• [What to do]: All lines featuring the string "Expectancy" are to be listed.

— Start —

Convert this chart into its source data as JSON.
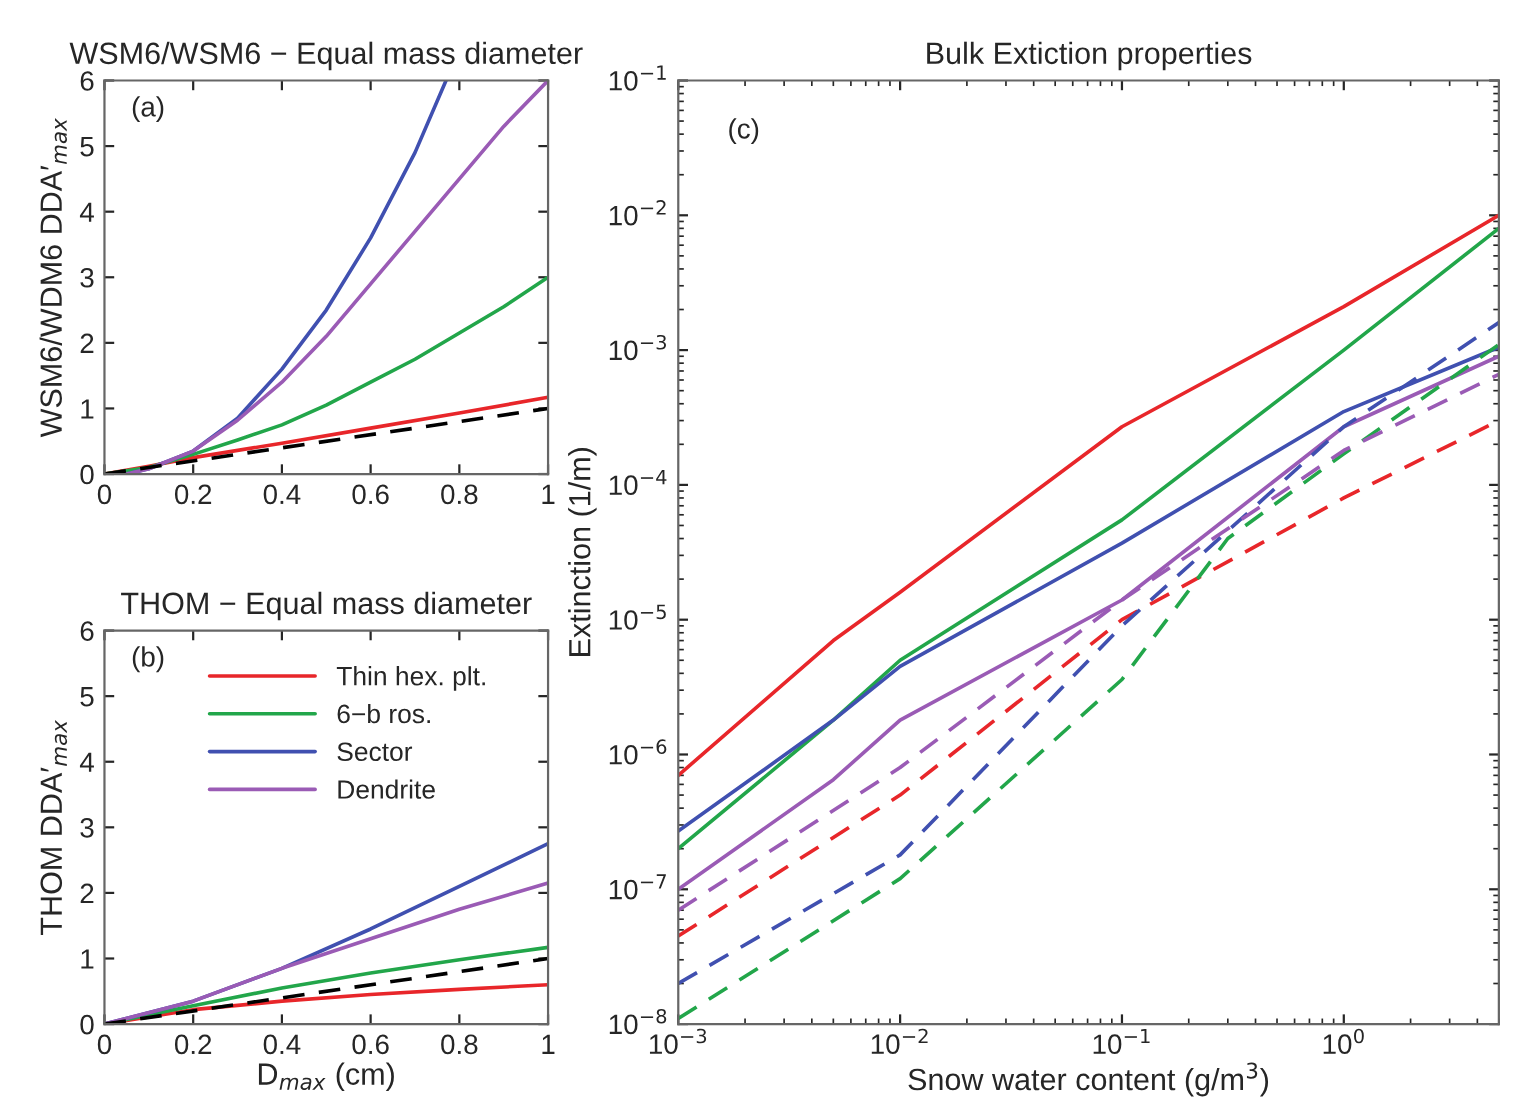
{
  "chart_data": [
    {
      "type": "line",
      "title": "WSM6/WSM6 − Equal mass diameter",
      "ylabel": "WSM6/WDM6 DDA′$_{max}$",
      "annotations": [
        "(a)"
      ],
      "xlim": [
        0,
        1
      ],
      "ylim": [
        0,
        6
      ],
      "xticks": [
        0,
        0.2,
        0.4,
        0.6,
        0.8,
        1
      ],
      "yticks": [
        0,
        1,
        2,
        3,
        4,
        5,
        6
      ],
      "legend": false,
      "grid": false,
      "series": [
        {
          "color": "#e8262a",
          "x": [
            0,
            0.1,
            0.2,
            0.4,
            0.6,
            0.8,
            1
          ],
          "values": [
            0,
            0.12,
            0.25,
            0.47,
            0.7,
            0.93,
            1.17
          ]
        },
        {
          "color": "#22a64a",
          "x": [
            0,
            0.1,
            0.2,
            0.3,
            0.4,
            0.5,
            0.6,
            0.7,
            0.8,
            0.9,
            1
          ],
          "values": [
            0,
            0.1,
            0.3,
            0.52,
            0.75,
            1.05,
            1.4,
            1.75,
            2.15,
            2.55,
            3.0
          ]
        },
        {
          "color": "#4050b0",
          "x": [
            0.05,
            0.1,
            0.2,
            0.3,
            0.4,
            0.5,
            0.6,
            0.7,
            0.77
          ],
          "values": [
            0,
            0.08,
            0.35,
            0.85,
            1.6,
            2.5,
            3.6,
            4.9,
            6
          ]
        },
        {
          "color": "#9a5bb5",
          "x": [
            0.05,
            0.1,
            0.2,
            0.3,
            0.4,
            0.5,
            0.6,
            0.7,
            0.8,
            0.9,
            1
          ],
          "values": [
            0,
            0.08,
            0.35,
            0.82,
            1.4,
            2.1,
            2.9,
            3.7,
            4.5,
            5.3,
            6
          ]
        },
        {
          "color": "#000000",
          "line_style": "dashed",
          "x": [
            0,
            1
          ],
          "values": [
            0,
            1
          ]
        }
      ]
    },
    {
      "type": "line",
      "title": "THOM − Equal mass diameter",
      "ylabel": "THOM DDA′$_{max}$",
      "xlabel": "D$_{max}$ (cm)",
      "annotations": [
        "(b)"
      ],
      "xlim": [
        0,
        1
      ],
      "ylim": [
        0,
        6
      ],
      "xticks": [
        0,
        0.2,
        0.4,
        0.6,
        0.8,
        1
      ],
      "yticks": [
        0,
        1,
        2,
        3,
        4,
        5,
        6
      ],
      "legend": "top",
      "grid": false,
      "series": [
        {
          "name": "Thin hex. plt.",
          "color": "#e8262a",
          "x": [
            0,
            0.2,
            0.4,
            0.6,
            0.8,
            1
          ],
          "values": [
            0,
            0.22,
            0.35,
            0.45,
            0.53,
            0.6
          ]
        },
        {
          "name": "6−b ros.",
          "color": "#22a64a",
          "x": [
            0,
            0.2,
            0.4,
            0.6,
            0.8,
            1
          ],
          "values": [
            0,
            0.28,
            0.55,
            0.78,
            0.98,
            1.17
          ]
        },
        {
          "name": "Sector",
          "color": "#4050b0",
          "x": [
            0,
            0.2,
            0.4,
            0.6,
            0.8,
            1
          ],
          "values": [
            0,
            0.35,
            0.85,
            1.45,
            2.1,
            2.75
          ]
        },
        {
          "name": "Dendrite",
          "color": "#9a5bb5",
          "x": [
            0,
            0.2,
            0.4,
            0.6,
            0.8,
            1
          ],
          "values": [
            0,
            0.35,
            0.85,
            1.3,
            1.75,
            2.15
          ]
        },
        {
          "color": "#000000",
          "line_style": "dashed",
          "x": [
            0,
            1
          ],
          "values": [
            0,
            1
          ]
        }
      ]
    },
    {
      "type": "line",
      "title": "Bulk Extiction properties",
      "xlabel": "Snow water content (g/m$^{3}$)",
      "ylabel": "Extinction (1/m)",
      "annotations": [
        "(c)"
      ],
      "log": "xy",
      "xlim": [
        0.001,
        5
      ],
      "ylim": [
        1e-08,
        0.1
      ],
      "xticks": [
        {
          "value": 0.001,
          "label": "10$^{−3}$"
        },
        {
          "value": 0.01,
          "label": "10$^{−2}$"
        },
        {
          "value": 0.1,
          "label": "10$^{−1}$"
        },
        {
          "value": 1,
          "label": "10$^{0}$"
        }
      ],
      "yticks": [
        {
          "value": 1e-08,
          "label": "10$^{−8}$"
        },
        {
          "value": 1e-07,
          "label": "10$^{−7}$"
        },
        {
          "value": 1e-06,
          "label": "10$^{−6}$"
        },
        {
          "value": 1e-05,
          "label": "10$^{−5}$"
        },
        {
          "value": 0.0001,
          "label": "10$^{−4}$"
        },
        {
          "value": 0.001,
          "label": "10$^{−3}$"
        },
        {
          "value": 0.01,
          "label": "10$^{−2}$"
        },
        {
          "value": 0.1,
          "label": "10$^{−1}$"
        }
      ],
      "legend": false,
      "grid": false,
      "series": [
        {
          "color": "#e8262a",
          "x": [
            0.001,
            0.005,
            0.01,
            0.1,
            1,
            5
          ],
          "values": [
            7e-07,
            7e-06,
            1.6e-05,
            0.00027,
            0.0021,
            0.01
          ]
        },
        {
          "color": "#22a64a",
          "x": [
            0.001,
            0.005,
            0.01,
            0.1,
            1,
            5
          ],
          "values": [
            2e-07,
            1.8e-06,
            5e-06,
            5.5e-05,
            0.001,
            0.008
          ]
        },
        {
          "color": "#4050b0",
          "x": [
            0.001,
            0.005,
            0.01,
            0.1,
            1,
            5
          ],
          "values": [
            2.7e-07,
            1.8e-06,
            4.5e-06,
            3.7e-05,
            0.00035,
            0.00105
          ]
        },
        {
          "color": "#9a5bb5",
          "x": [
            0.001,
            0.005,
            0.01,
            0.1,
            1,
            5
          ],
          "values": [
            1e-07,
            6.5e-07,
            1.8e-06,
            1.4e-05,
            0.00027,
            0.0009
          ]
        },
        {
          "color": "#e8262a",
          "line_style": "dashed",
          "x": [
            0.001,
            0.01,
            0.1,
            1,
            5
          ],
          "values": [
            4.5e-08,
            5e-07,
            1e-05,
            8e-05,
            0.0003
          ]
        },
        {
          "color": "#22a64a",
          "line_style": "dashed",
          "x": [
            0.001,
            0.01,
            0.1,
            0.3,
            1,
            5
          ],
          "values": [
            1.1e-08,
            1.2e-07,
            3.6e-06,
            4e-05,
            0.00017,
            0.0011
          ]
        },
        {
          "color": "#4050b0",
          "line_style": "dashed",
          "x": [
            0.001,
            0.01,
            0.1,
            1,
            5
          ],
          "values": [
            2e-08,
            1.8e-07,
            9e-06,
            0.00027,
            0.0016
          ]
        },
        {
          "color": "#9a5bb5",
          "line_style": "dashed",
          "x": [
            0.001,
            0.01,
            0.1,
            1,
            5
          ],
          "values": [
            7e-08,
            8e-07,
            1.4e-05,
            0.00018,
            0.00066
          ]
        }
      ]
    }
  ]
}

— End —
— Start —

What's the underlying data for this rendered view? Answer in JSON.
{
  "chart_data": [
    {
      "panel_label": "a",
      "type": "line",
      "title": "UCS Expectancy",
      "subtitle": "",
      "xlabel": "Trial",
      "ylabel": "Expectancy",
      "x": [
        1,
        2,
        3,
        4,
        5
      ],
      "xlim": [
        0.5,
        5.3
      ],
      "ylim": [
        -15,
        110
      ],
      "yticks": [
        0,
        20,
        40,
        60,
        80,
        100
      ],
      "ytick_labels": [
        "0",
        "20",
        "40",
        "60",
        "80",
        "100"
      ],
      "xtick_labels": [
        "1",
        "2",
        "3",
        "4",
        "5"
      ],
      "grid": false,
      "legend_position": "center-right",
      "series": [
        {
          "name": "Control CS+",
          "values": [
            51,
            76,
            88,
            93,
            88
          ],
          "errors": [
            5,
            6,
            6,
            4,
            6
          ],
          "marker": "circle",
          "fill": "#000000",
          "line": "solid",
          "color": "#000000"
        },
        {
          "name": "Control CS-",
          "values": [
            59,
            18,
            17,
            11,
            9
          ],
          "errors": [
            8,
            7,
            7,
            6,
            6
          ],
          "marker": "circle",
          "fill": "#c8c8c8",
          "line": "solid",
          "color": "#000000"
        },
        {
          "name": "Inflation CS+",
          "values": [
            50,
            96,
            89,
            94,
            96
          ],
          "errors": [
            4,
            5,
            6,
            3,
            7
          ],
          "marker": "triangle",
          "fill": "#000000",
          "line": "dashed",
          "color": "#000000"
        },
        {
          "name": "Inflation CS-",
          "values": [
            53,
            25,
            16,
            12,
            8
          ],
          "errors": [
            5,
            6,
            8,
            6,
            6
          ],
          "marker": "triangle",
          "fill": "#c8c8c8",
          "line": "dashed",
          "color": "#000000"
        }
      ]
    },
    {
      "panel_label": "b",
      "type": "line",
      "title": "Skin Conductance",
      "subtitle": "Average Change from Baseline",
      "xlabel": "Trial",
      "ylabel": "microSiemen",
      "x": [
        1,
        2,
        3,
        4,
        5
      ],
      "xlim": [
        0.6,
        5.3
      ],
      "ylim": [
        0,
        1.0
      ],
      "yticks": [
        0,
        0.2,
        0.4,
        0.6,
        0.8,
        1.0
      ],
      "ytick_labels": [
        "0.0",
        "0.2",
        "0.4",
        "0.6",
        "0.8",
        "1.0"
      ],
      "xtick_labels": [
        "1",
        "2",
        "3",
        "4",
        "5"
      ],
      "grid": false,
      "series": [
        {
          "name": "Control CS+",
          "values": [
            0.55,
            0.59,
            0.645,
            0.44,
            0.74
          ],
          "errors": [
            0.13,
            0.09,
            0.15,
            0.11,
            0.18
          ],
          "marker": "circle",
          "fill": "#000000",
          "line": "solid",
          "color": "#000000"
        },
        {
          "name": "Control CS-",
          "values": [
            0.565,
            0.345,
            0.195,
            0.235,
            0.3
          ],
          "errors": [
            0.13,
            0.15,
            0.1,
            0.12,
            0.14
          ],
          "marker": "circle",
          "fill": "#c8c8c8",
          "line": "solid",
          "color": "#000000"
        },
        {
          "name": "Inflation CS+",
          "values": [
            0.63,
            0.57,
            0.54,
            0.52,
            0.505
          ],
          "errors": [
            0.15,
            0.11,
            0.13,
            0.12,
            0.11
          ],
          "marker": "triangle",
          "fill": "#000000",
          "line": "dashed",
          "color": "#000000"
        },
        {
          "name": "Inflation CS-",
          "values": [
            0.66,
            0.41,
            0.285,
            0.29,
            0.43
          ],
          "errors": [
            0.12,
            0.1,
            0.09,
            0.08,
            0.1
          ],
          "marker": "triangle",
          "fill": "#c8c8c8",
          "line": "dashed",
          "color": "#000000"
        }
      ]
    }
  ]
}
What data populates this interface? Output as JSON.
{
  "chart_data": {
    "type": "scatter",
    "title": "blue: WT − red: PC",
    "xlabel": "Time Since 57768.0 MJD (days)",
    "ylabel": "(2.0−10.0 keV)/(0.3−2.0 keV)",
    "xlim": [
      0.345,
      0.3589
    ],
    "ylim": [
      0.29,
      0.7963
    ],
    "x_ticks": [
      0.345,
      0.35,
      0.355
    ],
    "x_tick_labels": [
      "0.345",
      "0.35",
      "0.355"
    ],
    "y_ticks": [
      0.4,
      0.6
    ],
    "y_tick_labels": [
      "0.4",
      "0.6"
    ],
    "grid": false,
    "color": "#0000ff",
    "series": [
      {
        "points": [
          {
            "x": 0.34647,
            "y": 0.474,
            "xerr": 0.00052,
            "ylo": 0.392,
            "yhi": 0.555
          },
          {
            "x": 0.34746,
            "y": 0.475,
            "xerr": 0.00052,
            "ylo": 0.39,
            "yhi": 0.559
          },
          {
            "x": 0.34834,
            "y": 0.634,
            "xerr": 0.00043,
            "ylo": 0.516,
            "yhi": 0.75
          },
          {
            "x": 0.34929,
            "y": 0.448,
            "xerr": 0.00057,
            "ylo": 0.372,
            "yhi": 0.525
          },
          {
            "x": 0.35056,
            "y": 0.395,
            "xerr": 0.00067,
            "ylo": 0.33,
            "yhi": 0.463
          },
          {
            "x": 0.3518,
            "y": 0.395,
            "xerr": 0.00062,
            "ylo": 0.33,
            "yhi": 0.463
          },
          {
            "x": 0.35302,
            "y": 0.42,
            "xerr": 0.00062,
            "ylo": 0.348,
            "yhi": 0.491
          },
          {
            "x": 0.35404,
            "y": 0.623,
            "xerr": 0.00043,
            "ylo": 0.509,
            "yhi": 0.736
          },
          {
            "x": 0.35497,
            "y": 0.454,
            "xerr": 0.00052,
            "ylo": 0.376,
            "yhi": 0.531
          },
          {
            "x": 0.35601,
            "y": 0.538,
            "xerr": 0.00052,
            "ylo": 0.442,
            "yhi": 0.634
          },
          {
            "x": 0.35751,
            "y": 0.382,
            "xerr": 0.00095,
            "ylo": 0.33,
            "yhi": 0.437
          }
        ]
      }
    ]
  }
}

— End —
— Start —

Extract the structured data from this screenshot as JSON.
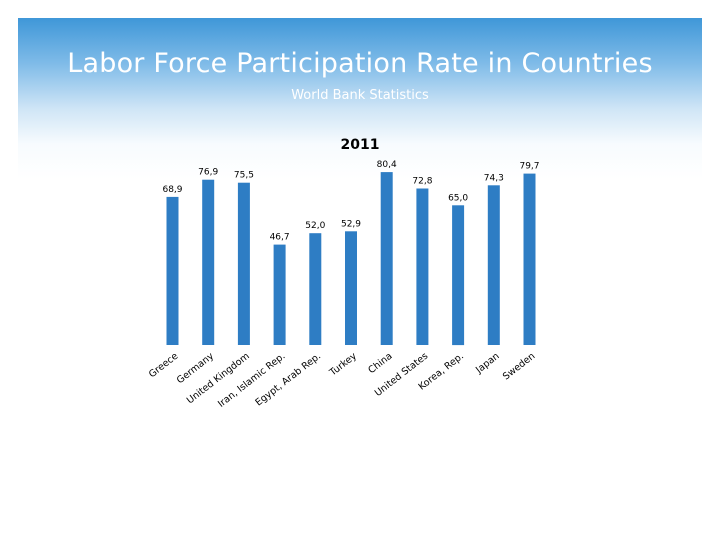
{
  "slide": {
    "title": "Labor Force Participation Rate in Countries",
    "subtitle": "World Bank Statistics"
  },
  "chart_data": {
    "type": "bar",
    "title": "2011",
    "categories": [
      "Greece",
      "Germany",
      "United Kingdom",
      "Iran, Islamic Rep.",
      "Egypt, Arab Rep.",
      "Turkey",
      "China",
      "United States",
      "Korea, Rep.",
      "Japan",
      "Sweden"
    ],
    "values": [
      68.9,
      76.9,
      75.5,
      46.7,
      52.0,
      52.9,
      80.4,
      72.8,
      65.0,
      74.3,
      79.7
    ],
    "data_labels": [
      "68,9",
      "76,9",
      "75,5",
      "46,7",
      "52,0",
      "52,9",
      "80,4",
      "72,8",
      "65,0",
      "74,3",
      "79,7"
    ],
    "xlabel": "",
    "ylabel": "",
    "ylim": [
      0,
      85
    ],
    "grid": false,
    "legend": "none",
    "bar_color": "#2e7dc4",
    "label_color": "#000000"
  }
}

— End —

• [Finished task]:
      "title": "UCS Expectancy",
      "ylabel": "Expectancy",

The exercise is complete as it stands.